Reproduce the listing exactly, with no pictures in your copy.

········

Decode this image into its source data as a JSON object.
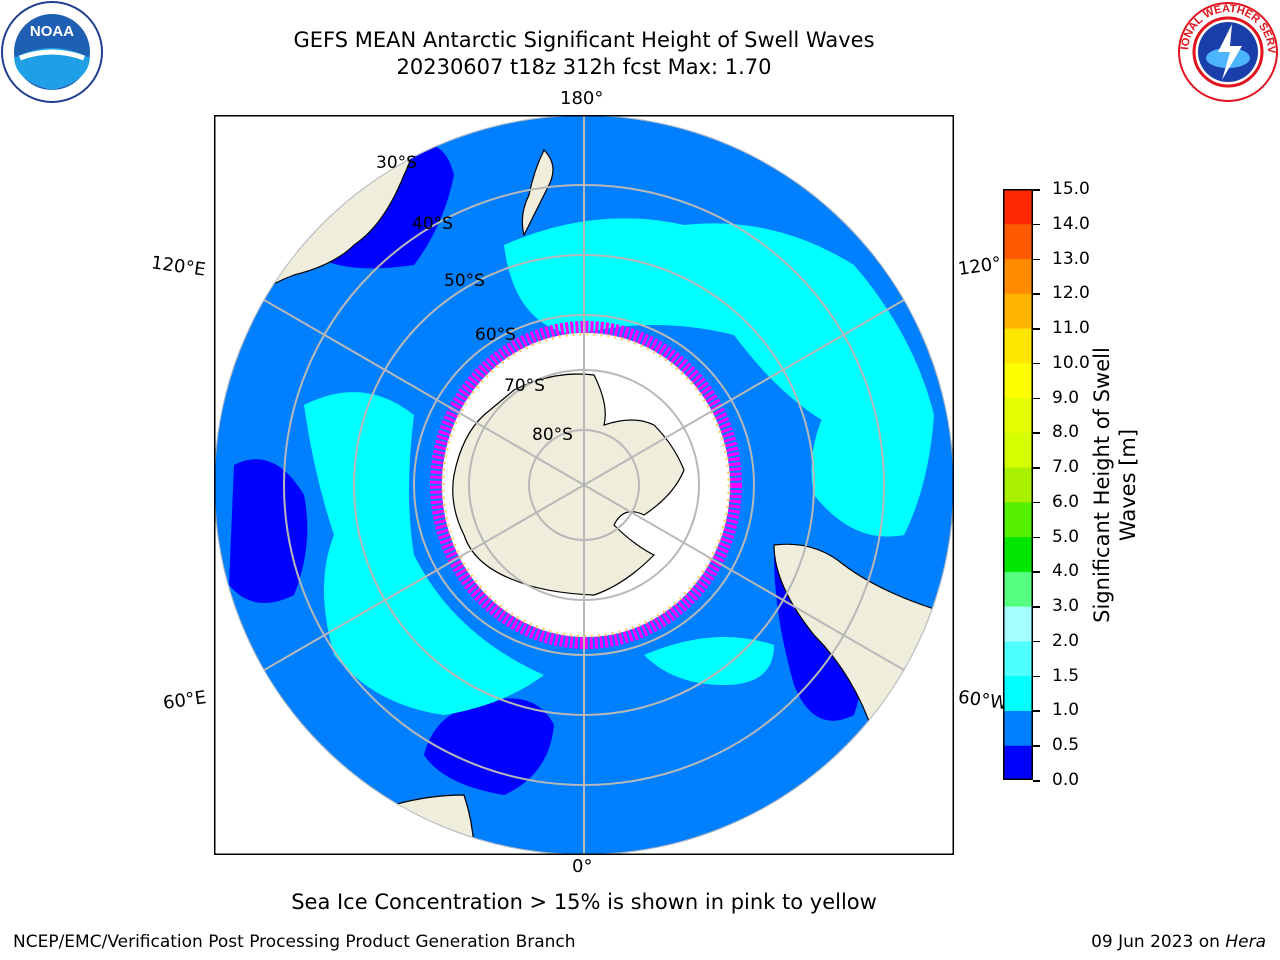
{
  "header": {
    "title_line1": "GEFS MEAN Antarctic Significant Height of Swell Waves",
    "title_line2": "20230607 t18z 312h fcst   Max: 1.70"
  },
  "logos": {
    "left": {
      "icon": "noaa-logo-icon",
      "text": "NOAA"
    },
    "right": {
      "icon": "nws-logo-icon",
      "text": "NATIONAL WEATHER SERVICE"
    }
  },
  "map": {
    "projection": "south-polar-stereographic",
    "lon_labels": [
      "180°",
      "0°",
      "120°E",
      "60°E",
      "120°",
      "60°W"
    ],
    "lat_labels": [
      "30°S",
      "40°S",
      "50°S",
      "60°S",
      "70°S",
      "80°S"
    ],
    "colors": {
      "land": "#efeddc",
      "ocean_low": "#007fff",
      "ocean_lowest": "#0000ff",
      "ocean_mid": "#00ffff",
      "ice_edge": "#ff00ff",
      "ice": "#ffffff",
      "grid": "#b8b8b8"
    }
  },
  "colorbar": {
    "label": "Significant Height of Swell Waves [m]",
    "label_line1": "Significant Height of Swell",
    "label_line2": "Waves [m]",
    "ticks": [
      "15.0",
      "14.0",
      "13.0",
      "12.0",
      "11.0",
      "10.0",
      "9.0",
      "8.0",
      "7.0",
      "6.0",
      "5.0",
      "4.0",
      "3.0",
      "2.0",
      "1.5",
      "1.0",
      "0.5",
      "0.0"
    ],
    "colors": [
      "#0000ff",
      "#007fff",
      "#00ffff",
      "#4dffff",
      "#a6ffff",
      "#55ff7f",
      "#00e600",
      "#55f000",
      "#a8f000",
      "#d4ff00",
      "#e6ff00",
      "#ffff00",
      "#ffe600",
      "#ffb400",
      "#ff8c00",
      "#ff5a00",
      "#ff2800",
      "#ff0000"
    ]
  },
  "note": "Sea Ice Concentration > 15% is shown in pink to yellow",
  "footer": {
    "left": "NCEP/EMC/Verification Post Processing Product Generation Branch",
    "right_date": "09 Jun 2023 on ",
    "right_host": "Hera"
  }
}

········

### Task answer
Decode this image into its source data as a JSON object.
{
  "header": {
    "title_line1": "GEFS MEAN Antarctic Significant Height of Swell Waves",
    "title_line2": "20230607 t18z 312h fcst   Max: 1.70"
  },
  "logos": {
    "left": {
      "icon": "noaa-logo-icon",
      "text": "NOAA"
    },
    "right": {
      "icon": "nws-logo-icon",
      "text": "NATIONAL WEATHER SERVICE"
    }
  },
  "map": {
    "projection": "south-polar-stereographic",
    "lon_labels": [
      "180°",
      "0°",
      "120°E",
      "60°E",
      "120°",
      "60°W"
    ],
    "lat_labels": [
      "30°S",
      "40°S",
      "50°S",
      "60°S",
      "70°S",
      "80°S"
    ],
    "colors": {
      "land": "#efeddc",
      "ocean_low": "#007fff",
      "ocean_lowest": "#0000ff",
      "ocean_mid": "#00ffff",
      "ice_edge": "#ff00ff",
      "ice": "#ffffff",
      "grid": "#b8b8b8"
    }
  },
  "colorbar": {
    "label": "Significant Height of Swell Waves [m]",
    "label_line1": "Significant Height of Swell",
    "label_line2": "Waves [m]",
    "ticks": [
      "15.0",
      "14.0",
      "13.0",
      "12.0",
      "11.0",
      "10.0",
      "9.0",
      "8.0",
      "7.0",
      "6.0",
      "5.0",
      "4.0",
      "3.0",
      "2.0",
      "1.5",
      "1.0",
      "0.5",
      "0.0"
    ],
    "colors": [
      "#0000ff",
      "#007fff",
      "#00ffff",
      "#4dffff",
      "#a6ffff",
      "#55ff7f",
      "#00e600",
      "#55f000",
      "#a8f000",
      "#d4ff00",
      "#e6ff00",
      "#ffff00",
      "#ffe600",
      "#ffb400",
      "#ff8c00",
      "#ff5a00",
      "#ff2800",
      "#ff0000"
    ]
  },
  "note": "Sea Ice Concentration > 15% is shown in pink to yellow",
  "footer": {
    "left": "NCEP/EMC/Verification Post Processing Product Generation Branch",
    "right_date": "09 Jun 2023 on ",
    "right_host": "Hera"
  }
}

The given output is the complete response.